Source document ->
————

Cray swings to a profit in second quarter
Raises guidance for 2009
Here's something that you don't hear much these days: an IT company doing better in its second quarter, raising guidance for 2009 and looking ahead enthusiastically to 2010.
But that is the story over at supercomputer maker Cray. The company announced its financial results for the quarter ended June 30, and sales were up 34.3 per cent to $62.7m.
Product sales - mostly high-end supercomputers with a smattering of midrange and entry machines and storage - were up 28.2 per cent to $42.1m in the quarter, while services sales rocketed up by 48.7 per cent to $20.6m. The company swung into the black, posting net income of $3.4m, much better than the $6.4m loss it had a year ago.
For the six months, Cray's overall sales came to $137.2m, up 88.3 per cent, and the company only posted a $1.5m loss compared to an $18.4m loss in the first six months of 2008. The company ended the second quarter with $67m in cash and equivalents and no debts.
You might be thinking that Cray did what hardware and software makers usually do whenever there is a recession in order to boost their sales and try to maintain earnings: jack up support prices. Cray may have boosted its support prices (companies rarely admit this, and Cray did not discuss it, either), but the top brass at Cray attributed the increase in services revenues in the second quarter from a custom engineering business that it started last year that is growing a lot faster than Cray overall, and indeed, faster than the supercomputer market overall.
With the custom engineering service, Cray takes some of the technologies that it has deployed in its XMT and XT5 product lines and designs and builds special-purpose supers for customers, or grafts some of its technologies, such as its Ecophlex cooling technology, onto other hardware platforms.

————

Records
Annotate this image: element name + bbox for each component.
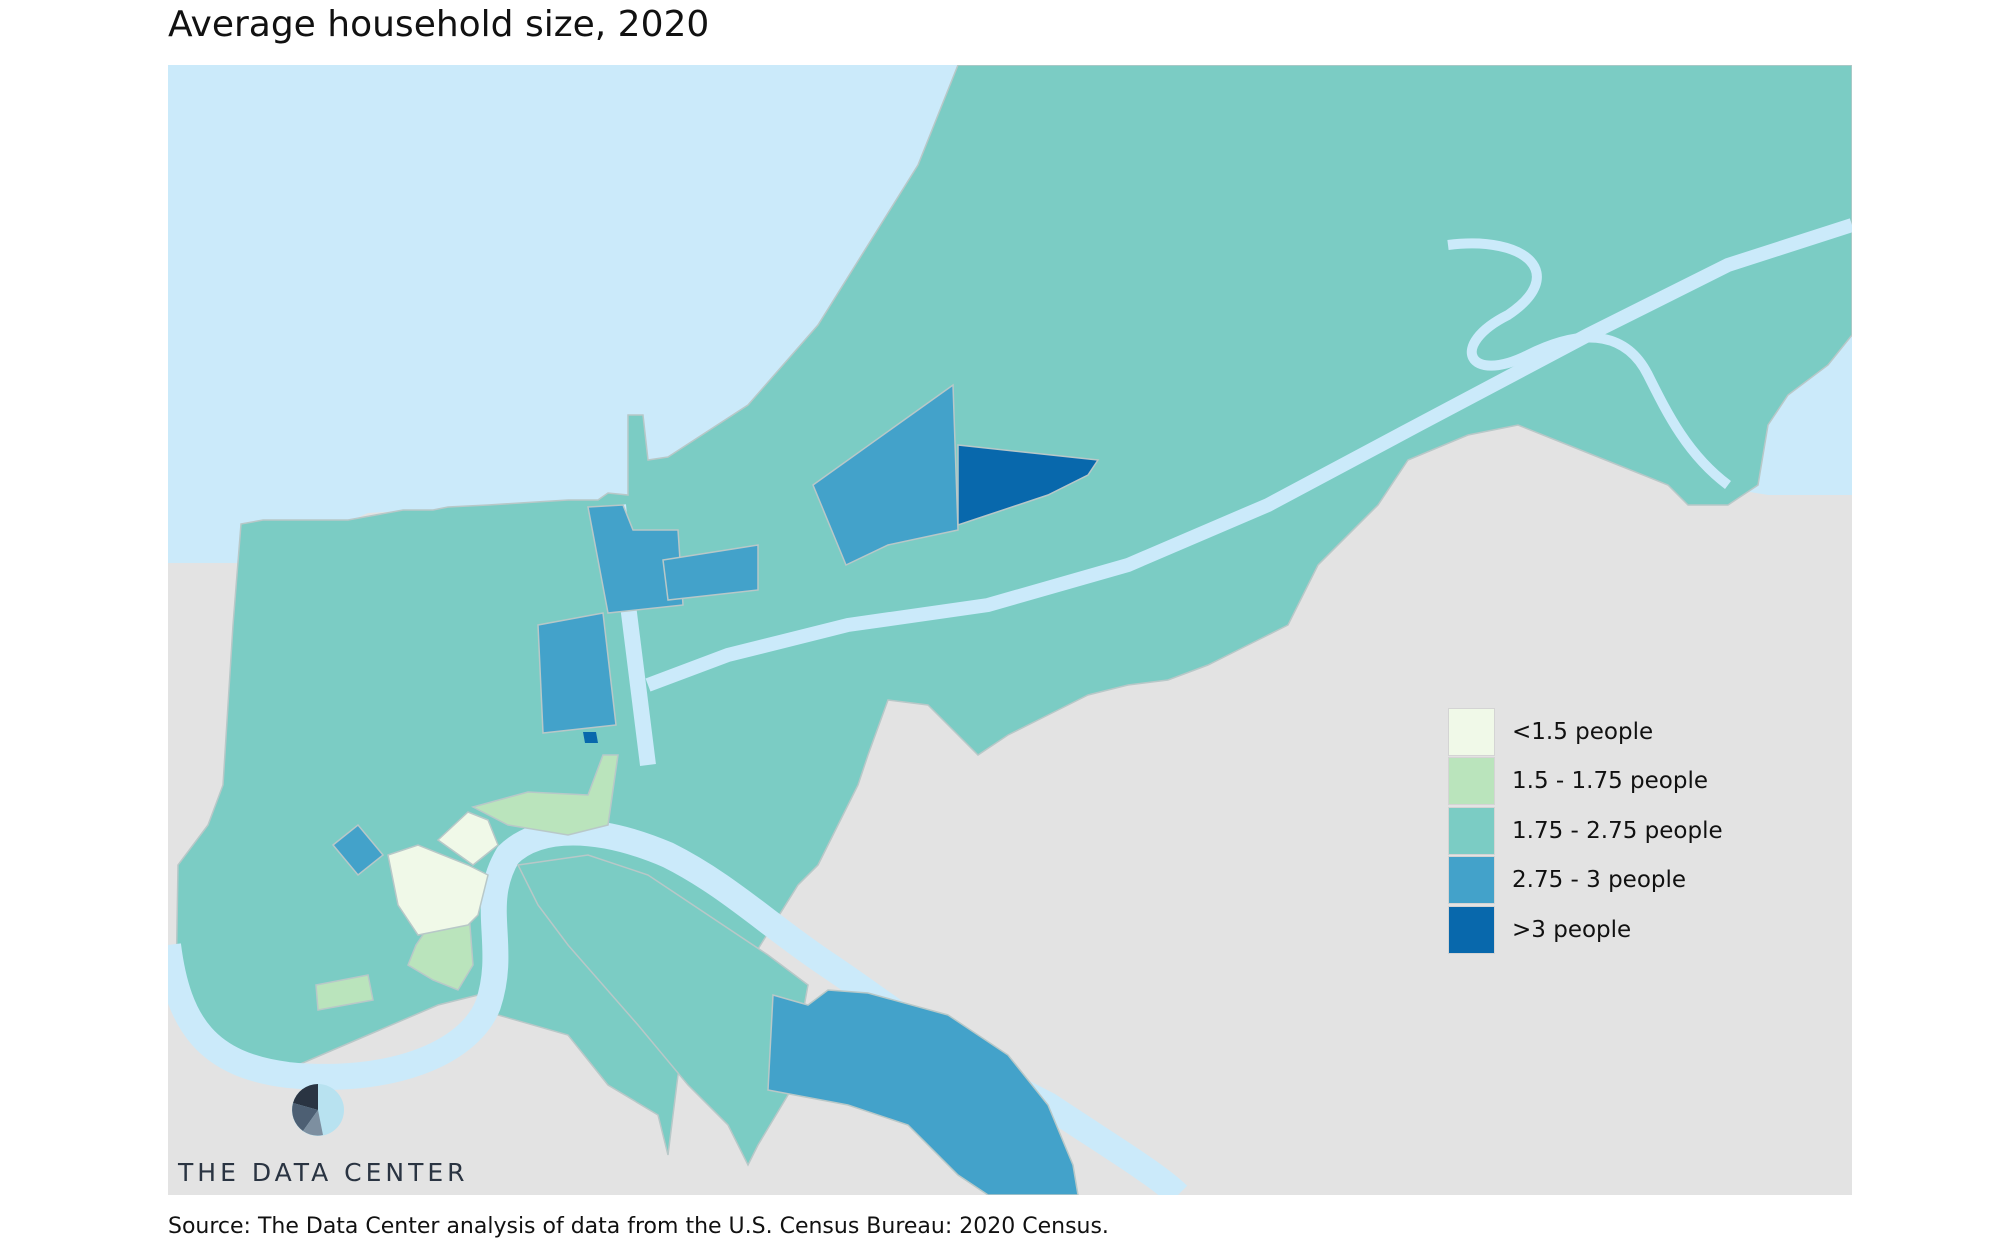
map-area[interactable]	[168, 65, 1852, 1195]
region-blue-east-2	[587, 504, 684, 614]
region-darkblue-small	[583, 732, 598, 743]
map-title: Average household size, 2020	[168, 4, 710, 45]
legend-swatch	[1448, 856, 1495, 905]
legend-item: 1.5 - 1.75 people	[1448, 757, 1723, 807]
legend-swatch	[1448, 806, 1495, 855]
legend-item: <1.5 people	[1448, 707, 1723, 757]
source-note: Source: The Data Center analysis of data…	[168, 1214, 1109, 1239]
region-blue-gentilly	[537, 612, 617, 734]
region-blue-east-3	[662, 544, 759, 601]
legend-swatch	[1448, 707, 1495, 756]
legend-item: >3 people	[1448, 905, 1723, 955]
bayou-east	[1447, 238, 1732, 489]
legend-swatch	[1448, 757, 1495, 806]
pie-logo-icon	[292, 1084, 344, 1136]
region-blue-east-1	[812, 383, 959, 567]
region-lightgreen-marigny	[470, 754, 619, 836]
region-blue-uptown	[331, 823, 385, 877]
legend-label: <1.5 people	[1512, 718, 1654, 745]
logo-text: THE DATA CENTER	[178, 1158, 469, 1187]
legend: <1.5 people 1.5 - 1.75 people 1.75 - 2.7…	[1448, 707, 1723, 955]
legend-label: 1.5 - 1.75 people	[1512, 768, 1708, 795]
legend-label: 1.75 - 2.75 people	[1512, 817, 1723, 844]
legend-item: 1.75 - 2.75 people	[1448, 806, 1723, 856]
region-lightgreen-uptown	[315, 974, 374, 1011]
region-palegreen-quarter	[387, 844, 489, 936]
region-teal-lower-bend	[516, 854, 809, 1167]
region-blue-westbank	[767, 989, 1079, 1195]
choropleth-map	[168, 65, 1852, 1195]
legend-label: 2.75 - 3 people	[1512, 867, 1687, 894]
legend-item: 2.75 - 3 people	[1448, 856, 1723, 906]
region-palegreen-cbd	[436, 811, 499, 866]
legend-label: >3 people	[1512, 916, 1632, 943]
data-center-logo: THE DATA CENTER	[178, 1082, 478, 1192]
gulf-outlet-canal	[645, 218, 1852, 692]
legend-swatch	[1448, 905, 1495, 954]
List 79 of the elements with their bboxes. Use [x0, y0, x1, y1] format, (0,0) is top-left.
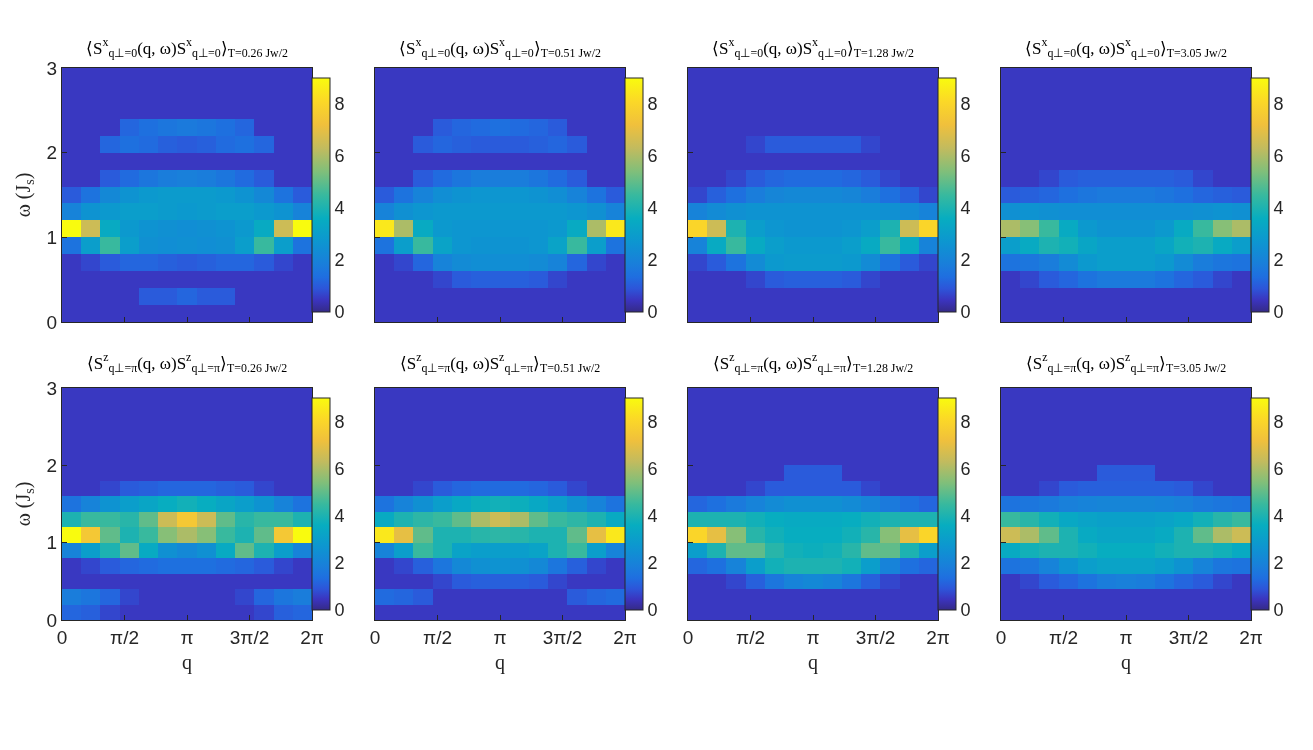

————

Written instruction 1 -> In the Cray article, how much cash and equivalents did the company hold at the end of the second quarter?
Written instruction 2 -> Using the Cray article, decide whether each statement agrees with it, answering yes or no and quoting the deciding words: (a) Services sales grew 48.7 per cent to $20.6m in the quarter. (b) Cray confirmed that it had raised its support prices. (c) Cray posted a profit for the six months.
The entries are separate material, unrelated to the Cray article.

Written solution 1 -> Cray ended the second quarter with $67m in cash and equivalents and no debts.

Written solution 2 ->
(a) Yes: "services sales rocketed up by 48.7 per cent to $20.6m"
(b) No: "Cray did not discuss it, either"
(c) No: "the company only posted a $1.5m loss"